> [Records provided]:
○ ○ ○
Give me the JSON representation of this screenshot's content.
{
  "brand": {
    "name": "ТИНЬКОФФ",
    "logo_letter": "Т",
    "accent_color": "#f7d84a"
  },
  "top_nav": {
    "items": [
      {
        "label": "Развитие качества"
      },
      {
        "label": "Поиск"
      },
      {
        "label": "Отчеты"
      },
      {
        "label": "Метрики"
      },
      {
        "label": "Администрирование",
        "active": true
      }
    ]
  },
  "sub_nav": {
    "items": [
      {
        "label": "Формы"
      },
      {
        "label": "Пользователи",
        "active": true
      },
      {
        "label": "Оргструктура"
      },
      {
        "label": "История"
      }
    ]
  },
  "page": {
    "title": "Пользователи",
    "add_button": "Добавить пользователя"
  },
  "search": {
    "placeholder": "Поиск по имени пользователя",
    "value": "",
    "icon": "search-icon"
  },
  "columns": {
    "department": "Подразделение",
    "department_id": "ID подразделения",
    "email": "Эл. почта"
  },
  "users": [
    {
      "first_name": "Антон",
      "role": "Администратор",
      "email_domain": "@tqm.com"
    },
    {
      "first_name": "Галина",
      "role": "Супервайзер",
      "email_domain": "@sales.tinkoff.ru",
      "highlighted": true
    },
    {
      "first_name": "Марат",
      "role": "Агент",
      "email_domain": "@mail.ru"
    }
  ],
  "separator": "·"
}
○ ○ ○
> [Exercise brief]: Reproduce each entry word for word.

> [The solution]:
Give me the JSON representation of this screenshot's content.
{
  "brand": {
    "name": "ТИНЬКОФФ",
    "logo_letter": "Т",
    "accent_color": "#f7d84a"
  },
  "top_nav": {
    "items": [
      {
        "label": "Развитие качества"
      },
      {
        "label": "Поиск"
      },
      {
        "label": "Отчеты"
      },
      {
        "label": "Метрики"
      },
      {
        "label": "Администрирование",
        "active": true
      }
    ]
  },
  "sub_nav": {
    "items": [
      {
        "label": "Формы"
      },
      {
        "label": "Пользователи",
        "active": true
      },
      {
        "label": "Оргструктура"
      },
      {
        "label": "История"
      }
    ]
  },
  "page": {
    "title": "Пользователи",
    "add_button": "Добавить пользователя"
  },
  "search": {
    "placeholder": "Поиск по имени пользователя",
    "value": "",
    "icon": "search-icon"
  },
  "columns": {
    "department": "Подразделение",
    "department_id": "ID подразделения",
    "email": "Эл. почта"
  },
  "users": [
    {
      "first_name": "Антон",
      "role": "Администратор",
      "email_domain": "@tqm.com"
    },
    {
      "first_name": "Галина",
      "role": "Супервайзер",
      "email_domain": "@sales.tinkoff.ru",
      "highlighted": true
    },
    {
      "first_name": "Марат",
      "role": "Агент",
      "email_domain": "@mail.ru"
    }
  ],
  "separator": "·"
}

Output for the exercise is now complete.